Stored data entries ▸

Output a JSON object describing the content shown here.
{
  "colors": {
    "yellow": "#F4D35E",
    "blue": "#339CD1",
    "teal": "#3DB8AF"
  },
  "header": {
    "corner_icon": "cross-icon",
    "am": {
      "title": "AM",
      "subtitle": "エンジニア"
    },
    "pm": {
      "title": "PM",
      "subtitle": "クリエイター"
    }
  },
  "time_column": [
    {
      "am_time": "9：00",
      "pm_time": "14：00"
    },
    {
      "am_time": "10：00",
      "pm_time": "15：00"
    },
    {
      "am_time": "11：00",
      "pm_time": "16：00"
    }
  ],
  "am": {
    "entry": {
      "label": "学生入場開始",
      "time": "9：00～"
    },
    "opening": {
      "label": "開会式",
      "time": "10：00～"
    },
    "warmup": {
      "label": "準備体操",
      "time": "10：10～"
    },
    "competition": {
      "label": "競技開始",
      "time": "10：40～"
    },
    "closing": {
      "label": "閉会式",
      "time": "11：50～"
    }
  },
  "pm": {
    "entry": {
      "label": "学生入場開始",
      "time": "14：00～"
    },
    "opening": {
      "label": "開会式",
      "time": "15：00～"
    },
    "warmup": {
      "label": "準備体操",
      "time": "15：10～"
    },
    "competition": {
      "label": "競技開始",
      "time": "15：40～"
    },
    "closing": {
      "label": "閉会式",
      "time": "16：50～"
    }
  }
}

---

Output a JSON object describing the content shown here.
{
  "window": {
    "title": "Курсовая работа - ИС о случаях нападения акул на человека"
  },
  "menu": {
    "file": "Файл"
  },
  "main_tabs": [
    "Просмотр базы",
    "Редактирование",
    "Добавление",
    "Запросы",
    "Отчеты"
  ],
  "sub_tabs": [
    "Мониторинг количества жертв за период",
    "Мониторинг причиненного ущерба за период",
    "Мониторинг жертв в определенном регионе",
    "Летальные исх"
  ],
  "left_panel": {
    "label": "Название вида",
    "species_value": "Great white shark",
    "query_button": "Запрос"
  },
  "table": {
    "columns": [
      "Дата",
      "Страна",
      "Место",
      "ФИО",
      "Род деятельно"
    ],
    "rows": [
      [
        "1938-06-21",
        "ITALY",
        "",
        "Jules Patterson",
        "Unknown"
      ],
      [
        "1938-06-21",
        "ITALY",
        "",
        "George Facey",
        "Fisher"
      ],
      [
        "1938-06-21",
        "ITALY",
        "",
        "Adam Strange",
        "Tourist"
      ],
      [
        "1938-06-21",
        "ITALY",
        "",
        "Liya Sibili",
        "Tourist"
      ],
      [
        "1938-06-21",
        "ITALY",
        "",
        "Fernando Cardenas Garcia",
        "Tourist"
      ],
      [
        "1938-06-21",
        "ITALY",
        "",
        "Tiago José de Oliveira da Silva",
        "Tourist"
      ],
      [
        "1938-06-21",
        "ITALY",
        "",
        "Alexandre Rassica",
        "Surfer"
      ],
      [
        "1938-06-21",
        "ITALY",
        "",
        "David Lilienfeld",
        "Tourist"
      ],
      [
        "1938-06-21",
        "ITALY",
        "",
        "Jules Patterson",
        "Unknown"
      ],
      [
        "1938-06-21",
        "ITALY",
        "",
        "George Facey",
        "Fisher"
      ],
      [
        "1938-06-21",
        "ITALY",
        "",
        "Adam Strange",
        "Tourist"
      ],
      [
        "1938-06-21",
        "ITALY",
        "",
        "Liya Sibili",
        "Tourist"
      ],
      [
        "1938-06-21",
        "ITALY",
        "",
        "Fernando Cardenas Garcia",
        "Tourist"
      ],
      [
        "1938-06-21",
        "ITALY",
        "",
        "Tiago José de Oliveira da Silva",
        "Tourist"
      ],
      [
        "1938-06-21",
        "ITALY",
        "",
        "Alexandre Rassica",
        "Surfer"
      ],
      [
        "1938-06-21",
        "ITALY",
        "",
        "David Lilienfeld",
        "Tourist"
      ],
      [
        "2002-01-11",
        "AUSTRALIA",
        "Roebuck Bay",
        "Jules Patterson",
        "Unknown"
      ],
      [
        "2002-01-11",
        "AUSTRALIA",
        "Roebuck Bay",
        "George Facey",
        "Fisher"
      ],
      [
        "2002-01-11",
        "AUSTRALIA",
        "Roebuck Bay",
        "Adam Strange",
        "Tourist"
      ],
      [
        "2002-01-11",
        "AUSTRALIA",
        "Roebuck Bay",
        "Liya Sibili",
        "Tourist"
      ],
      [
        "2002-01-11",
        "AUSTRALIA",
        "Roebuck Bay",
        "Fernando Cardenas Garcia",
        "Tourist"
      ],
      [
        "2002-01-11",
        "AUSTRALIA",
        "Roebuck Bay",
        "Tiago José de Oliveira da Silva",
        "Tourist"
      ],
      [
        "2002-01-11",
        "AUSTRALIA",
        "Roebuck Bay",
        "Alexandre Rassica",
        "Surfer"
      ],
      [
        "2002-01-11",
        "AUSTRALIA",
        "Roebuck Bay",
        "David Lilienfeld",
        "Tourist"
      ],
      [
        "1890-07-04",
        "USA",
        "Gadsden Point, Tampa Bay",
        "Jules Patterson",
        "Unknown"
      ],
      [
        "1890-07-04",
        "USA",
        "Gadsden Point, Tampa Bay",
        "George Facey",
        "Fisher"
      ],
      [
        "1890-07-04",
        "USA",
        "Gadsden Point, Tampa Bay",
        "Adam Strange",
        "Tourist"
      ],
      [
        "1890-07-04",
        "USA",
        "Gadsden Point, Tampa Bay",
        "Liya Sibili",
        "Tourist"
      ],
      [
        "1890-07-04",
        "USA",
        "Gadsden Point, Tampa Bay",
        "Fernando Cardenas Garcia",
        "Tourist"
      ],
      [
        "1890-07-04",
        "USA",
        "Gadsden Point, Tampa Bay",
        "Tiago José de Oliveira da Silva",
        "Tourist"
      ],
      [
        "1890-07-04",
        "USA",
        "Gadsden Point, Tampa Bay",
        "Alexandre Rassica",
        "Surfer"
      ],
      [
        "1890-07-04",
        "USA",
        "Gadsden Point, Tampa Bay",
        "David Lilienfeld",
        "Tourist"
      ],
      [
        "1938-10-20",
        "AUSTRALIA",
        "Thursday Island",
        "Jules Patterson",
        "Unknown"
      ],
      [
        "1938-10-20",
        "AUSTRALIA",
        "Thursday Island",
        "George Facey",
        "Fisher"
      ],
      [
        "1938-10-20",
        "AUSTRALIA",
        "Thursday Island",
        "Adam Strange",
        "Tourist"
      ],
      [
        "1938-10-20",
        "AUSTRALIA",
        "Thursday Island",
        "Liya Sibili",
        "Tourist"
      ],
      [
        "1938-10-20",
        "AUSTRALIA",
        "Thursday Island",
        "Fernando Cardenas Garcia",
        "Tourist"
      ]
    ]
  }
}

...

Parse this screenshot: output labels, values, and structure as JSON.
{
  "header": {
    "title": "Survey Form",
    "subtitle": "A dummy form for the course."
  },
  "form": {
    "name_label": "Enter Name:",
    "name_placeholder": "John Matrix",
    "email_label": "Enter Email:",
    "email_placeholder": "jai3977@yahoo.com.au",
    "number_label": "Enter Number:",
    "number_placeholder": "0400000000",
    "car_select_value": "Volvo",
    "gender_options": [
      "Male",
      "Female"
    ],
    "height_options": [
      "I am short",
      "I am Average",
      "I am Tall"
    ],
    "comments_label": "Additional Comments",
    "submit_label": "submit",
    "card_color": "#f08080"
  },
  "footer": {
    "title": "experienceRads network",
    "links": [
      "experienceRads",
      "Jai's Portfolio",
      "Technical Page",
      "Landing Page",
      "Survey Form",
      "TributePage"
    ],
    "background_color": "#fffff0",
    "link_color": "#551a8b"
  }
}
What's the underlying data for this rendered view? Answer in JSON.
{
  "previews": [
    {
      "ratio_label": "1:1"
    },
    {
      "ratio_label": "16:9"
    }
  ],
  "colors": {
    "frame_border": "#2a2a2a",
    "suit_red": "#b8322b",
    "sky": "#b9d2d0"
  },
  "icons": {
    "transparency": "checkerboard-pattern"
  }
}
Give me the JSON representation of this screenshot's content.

Your task ▸
Your task is to output exactly the lines from the one with "What's the underlying" through the one with "Give me the", counting both ends.

Output of the task ▸
What's the underlying data for this rendered view? Answer in JSON.
{
  "previews": [
    {
      "ratio_label": "1:1"
    },
    {
      "ratio_label": "16:9"
    }
  ],
  "colors": {
    "frame_border": "#2a2a2a",
    "suit_red": "#b8322b",
    "sky": "#b9d2d0"
  },
  "icons": {
    "transparency": "checkerboard-pattern"
  }
}
Give me the JSON representation of this screenshot's content.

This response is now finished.